Aim: Pull every line with the word "JSON" out of the entries below.

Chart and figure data
☆ ☆ ☆ ☆ ☆

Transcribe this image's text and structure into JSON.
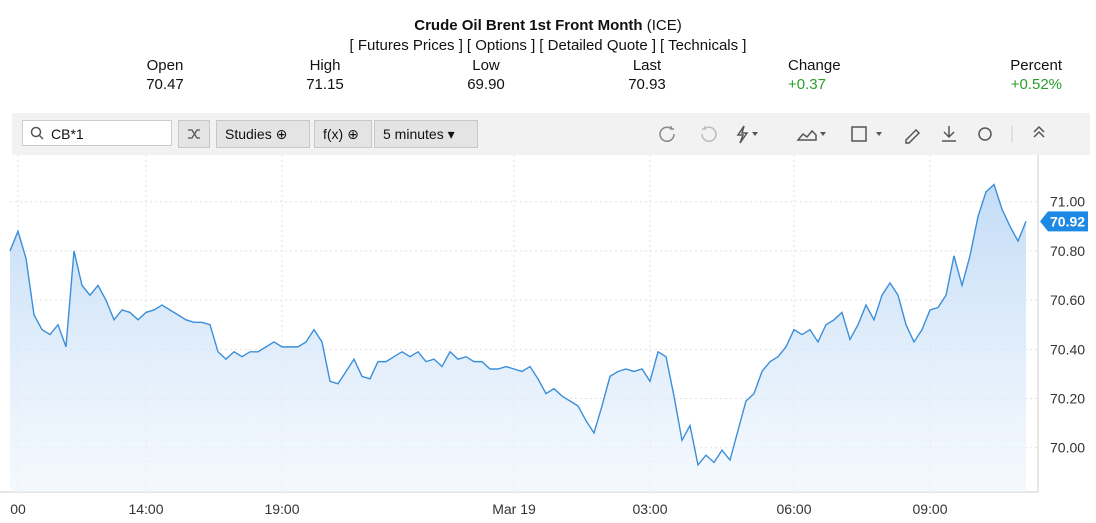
{
  "header": {
    "title": "Crude Oil Brent 1st Front Month",
    "exchange": "(ICE)",
    "links": [
      "[ Futures Prices ]",
      "[ Options ]",
      "[ Detailed Quote ]",
      "[ Technicals ]"
    ],
    "stats": [
      {
        "label": "Open",
        "value": "70.47"
      },
      {
        "label": "High",
        "value": "71.15"
      },
      {
        "label": "Low",
        "value": "69.90"
      },
      {
        "label": "Last",
        "value": "70.93"
      },
      {
        "label": "Change",
        "value": "+0.37"
      },
      {
        "label": "Percent",
        "value": "+0.52%"
      }
    ]
  },
  "toolbar": {
    "symbol": "CB*1",
    "studies": "Studies",
    "function": "f(x)",
    "interval": "5 minutes"
  },
  "chart_data": {
    "type": "line",
    "color": "#3b8fd9",
    "categories": [
      null,
      "00",
      null,
      null,
      null,
      null,
      null,
      null,
      null,
      null,
      null,
      null,
      null,
      null,
      null,
      null,
      null,
      "14:00",
      null,
      null,
      null,
      null,
      null,
      null,
      null,
      null,
      null,
      null,
      null,
      null,
      null,
      null,
      null,
      null,
      "19:00",
      null,
      null,
      null,
      null,
      null,
      null,
      null,
      null,
      null,
      null,
      null,
      null,
      null,
      null,
      null,
      null,
      null,
      null,
      null,
      null,
      null,
      null,
      null,
      null,
      null,
      null,
      null,
      null,
      "Mar 19",
      null,
      null,
      null,
      null,
      null,
      null,
      null,
      null,
      null,
      null,
      null,
      null,
      null,
      null,
      null,
      null,
      "03:00",
      null,
      null,
      null,
      null,
      null,
      null,
      null,
      null,
      null,
      null,
      null,
      null,
      null,
      null,
      null,
      null,
      null,
      "06:00",
      null,
      null,
      null,
      null,
      null,
      null,
      null,
      null,
      null,
      null,
      null,
      null,
      null,
      null,
      null,
      null,
      "09:00",
      null,
      null,
      null,
      null,
      null,
      null,
      null,
      null,
      null,
      null,
      null,
      null
    ],
    "values": [
      70.8,
      70.88,
      70.77,
      70.54,
      70.48,
      70.46,
      70.5,
      70.41,
      70.8,
      70.66,
      70.62,
      70.66,
      70.6,
      70.52,
      70.56,
      70.55,
      70.52,
      70.55,
      70.56,
      70.58,
      70.56,
      70.54,
      70.52,
      70.51,
      70.51,
      70.5,
      70.39,
      70.36,
      70.39,
      70.37,
      70.39,
      70.39,
      70.41,
      70.43,
      70.41,
      70.41,
      70.41,
      70.43,
      70.48,
      70.43,
      70.27,
      70.26,
      70.31,
      70.36,
      70.29,
      70.28,
      70.35,
      70.35,
      70.37,
      70.39,
      70.37,
      70.39,
      70.35,
      70.36,
      70.33,
      70.39,
      70.36,
      70.37,
      70.35,
      70.35,
      70.32,
      70.32,
      70.33,
      70.32,
      70.31,
      70.33,
      70.28,
      70.22,
      70.24,
      70.21,
      70.19,
      70.17,
      70.11,
      70.06,
      70.17,
      70.29,
      70.31,
      70.32,
      70.31,
      70.32,
      70.27,
      70.39,
      70.37,
      70.21,
      70.03,
      70.09,
      69.93,
      69.97,
      69.94,
      69.99,
      69.95,
      70.07,
      70.19,
      70.22,
      70.31,
      70.35,
      70.37,
      70.41,
      70.48,
      70.46,
      70.48,
      70.43,
      70.5,
      70.52,
      70.55,
      70.44,
      70.5,
      70.58,
      70.52,
      70.62,
      70.67,
      70.62,
      70.5,
      70.43,
      70.48,
      70.56,
      70.57,
      70.62,
      70.78,
      70.66,
      70.78,
      70.94,
      71.04,
      71.07,
      70.97,
      70.9,
      70.84,
      70.92
    ],
    "ylim": [
      69.82,
      71.19
    ],
    "yticks": [
      {
        "value": 70,
        "label": "70.00"
      },
      {
        "value": 70.2,
        "label": "70.20"
      },
      {
        "value": 70.4,
        "label": "70.40"
      },
      {
        "value": 70.6,
        "label": "70.60"
      },
      {
        "value": 70.8,
        "label": "70.80"
      },
      {
        "value": 71,
        "label": "71.00"
      }
    ],
    "last_price": {
      "value": 70.92,
      "label": "70.92"
    },
    "grid": true
  }
}
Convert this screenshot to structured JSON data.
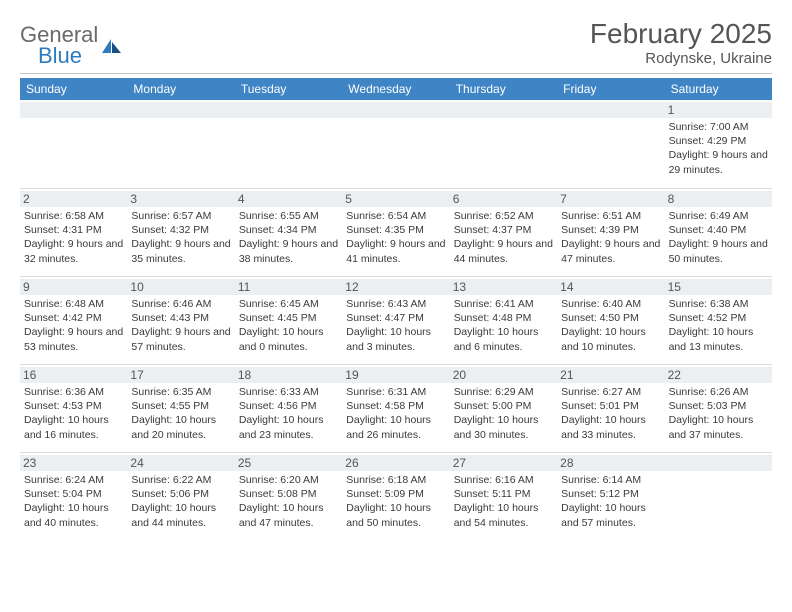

☆ ☆ ☆ ☆ ☆

Task output:
Transcribe this image's text and structure into JSON.
Convert this screenshot to structured JSON data.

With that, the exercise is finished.